YOUR GOAL: Write out every line below that includes the word "являются".

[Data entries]
◆ ◆ ◆

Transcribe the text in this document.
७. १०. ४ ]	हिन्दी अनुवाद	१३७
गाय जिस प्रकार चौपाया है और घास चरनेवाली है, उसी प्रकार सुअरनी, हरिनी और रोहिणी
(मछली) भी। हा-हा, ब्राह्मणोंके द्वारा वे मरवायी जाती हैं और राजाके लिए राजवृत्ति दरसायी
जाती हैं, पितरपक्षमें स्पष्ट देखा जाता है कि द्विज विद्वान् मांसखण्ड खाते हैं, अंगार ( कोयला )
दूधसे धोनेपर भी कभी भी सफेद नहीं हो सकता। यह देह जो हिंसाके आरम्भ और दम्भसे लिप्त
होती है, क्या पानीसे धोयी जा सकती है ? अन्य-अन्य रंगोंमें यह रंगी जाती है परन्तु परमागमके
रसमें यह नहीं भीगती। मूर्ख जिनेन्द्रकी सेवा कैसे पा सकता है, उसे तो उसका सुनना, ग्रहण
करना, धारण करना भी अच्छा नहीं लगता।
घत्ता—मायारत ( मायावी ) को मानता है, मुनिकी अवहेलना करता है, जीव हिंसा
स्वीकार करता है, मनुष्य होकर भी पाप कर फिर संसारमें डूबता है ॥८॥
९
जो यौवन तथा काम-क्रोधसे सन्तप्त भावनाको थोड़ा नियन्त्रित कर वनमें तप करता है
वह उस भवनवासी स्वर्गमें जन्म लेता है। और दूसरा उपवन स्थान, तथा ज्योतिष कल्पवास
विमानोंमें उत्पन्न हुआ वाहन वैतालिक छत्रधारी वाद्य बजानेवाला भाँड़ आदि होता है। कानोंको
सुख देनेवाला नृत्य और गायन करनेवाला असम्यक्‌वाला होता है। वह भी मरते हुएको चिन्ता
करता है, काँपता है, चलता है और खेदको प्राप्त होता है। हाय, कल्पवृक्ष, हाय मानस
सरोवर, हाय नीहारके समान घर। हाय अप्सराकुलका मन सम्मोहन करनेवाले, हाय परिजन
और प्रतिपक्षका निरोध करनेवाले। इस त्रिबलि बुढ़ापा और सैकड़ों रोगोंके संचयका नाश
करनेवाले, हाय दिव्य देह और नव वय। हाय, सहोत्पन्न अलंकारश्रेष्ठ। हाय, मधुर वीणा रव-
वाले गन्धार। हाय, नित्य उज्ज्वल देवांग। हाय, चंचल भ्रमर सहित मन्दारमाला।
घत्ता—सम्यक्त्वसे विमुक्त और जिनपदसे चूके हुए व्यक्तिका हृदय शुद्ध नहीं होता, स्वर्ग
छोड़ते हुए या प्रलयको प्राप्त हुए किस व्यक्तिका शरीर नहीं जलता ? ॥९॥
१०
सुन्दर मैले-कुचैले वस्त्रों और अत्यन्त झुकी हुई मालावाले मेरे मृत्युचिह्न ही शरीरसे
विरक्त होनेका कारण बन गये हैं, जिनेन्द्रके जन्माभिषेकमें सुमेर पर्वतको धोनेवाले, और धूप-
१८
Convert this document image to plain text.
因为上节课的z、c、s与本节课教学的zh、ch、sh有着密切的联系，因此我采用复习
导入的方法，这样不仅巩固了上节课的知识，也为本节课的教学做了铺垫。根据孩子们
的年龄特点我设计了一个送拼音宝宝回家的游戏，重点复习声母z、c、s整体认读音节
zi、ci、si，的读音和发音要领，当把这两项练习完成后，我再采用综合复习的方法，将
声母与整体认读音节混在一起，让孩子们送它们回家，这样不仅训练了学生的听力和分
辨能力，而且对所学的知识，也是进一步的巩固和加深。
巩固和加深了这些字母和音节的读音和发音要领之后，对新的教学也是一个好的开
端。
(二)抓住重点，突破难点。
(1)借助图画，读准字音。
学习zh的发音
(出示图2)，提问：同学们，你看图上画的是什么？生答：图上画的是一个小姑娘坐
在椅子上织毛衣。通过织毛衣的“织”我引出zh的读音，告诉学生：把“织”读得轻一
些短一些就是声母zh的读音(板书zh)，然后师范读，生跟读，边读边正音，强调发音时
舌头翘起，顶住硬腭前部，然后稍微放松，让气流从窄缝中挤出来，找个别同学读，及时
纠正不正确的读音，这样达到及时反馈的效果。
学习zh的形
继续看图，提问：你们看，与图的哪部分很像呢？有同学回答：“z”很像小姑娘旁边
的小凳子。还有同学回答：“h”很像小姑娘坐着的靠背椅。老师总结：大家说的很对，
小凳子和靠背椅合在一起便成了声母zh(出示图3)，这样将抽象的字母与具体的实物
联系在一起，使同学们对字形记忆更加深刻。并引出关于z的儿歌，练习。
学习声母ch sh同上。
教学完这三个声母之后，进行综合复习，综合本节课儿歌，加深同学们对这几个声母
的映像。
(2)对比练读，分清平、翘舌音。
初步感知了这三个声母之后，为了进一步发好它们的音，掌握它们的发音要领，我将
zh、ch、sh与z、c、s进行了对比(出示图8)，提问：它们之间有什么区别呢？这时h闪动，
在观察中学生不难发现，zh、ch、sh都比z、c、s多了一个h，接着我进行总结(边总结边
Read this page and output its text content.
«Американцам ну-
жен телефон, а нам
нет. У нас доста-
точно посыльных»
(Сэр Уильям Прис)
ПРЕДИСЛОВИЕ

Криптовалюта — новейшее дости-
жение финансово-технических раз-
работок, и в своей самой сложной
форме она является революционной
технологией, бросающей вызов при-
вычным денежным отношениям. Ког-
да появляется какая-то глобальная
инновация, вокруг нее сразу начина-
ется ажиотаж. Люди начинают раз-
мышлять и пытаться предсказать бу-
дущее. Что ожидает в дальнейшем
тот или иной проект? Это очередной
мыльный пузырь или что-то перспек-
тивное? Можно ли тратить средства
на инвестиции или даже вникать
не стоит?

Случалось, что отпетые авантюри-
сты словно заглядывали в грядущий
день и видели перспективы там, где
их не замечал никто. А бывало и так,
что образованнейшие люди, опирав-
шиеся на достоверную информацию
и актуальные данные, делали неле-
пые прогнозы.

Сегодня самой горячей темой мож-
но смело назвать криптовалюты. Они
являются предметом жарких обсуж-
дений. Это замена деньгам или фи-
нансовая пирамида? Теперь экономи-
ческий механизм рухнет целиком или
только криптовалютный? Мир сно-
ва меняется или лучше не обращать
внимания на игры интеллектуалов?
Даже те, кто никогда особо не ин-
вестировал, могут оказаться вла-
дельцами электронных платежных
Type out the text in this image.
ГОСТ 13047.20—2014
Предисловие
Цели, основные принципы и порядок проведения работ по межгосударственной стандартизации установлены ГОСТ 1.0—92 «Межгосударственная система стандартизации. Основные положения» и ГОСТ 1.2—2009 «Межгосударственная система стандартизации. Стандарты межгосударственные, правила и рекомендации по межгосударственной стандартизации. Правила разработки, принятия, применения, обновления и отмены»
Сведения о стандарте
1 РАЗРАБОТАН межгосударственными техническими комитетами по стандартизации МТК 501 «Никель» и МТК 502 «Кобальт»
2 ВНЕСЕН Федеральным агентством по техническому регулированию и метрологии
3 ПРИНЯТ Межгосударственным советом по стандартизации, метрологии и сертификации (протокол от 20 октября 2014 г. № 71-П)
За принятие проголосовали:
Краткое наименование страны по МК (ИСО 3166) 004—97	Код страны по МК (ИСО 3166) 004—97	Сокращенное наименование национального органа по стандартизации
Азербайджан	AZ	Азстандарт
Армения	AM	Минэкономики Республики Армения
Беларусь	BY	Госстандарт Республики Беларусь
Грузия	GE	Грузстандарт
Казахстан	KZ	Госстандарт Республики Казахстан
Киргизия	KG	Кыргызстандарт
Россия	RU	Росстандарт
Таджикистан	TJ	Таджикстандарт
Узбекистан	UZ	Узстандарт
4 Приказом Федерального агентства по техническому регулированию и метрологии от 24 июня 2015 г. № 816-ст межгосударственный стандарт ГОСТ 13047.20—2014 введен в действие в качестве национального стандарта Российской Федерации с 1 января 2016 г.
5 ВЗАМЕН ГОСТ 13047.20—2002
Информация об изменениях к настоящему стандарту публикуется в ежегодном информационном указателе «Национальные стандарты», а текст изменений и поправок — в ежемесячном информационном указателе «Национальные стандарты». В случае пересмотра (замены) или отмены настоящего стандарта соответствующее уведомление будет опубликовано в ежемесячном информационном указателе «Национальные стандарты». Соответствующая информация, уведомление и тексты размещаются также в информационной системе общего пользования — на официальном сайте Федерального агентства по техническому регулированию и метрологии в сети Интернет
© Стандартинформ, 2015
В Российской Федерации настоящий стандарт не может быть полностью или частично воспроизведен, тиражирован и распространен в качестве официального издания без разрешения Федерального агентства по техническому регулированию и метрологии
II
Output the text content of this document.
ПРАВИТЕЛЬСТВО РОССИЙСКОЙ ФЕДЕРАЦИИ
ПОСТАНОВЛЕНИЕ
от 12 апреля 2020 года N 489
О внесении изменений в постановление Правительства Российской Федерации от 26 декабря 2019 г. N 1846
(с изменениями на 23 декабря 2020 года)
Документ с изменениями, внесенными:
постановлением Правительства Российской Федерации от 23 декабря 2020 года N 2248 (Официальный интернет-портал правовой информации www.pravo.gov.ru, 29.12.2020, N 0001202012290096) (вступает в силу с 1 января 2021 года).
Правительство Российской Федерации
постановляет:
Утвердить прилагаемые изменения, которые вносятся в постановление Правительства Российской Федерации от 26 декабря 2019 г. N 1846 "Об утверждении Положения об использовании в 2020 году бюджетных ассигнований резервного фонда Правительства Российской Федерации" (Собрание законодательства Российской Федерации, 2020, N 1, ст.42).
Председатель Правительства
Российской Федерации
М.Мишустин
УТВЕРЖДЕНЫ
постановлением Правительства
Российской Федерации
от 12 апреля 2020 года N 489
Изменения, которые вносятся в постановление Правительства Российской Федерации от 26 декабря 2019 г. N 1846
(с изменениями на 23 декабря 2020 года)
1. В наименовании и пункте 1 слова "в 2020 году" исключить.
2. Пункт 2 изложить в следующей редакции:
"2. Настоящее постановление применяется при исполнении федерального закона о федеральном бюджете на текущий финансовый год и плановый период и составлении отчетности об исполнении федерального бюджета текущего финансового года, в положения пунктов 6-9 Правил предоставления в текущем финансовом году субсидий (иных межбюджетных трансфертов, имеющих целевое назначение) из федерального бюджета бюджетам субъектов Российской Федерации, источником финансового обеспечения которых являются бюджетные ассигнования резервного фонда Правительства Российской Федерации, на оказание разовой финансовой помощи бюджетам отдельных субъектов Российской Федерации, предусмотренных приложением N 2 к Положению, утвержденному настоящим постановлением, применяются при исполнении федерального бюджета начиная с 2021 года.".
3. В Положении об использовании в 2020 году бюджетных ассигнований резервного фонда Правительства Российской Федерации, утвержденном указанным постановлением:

◆ ◆ ◆

WORKED SOLUTION:
являются предметом жарких обсуж-
"2. Настоящее постановление применяется при исполнении федерального закона о федеральном бюджете на текущий финансовый год и плановый период и составлении отчетности об исполнении федерального бюджета текущего финансового года, в положения пунктов 6-9 Правил предоставления в текущем финансовом году субсидий (иных межбюджетных трансфертов, имеющих целевое назначение) из федерального бюджета бюджетам субъектов Российской Федерации, источником финансового обеспечения которых являются бюджетные ассигнования резервного фонда Правительства Российской Федерации, на оказание разовой финансовой помощи бюджетам отдельных субъектов Российской Федерации, предусмотренных приложением N 2 к Положению, утвержденному настоящим постановлением, применяются при исполнении федерального бюджета начиная с 2021 года.".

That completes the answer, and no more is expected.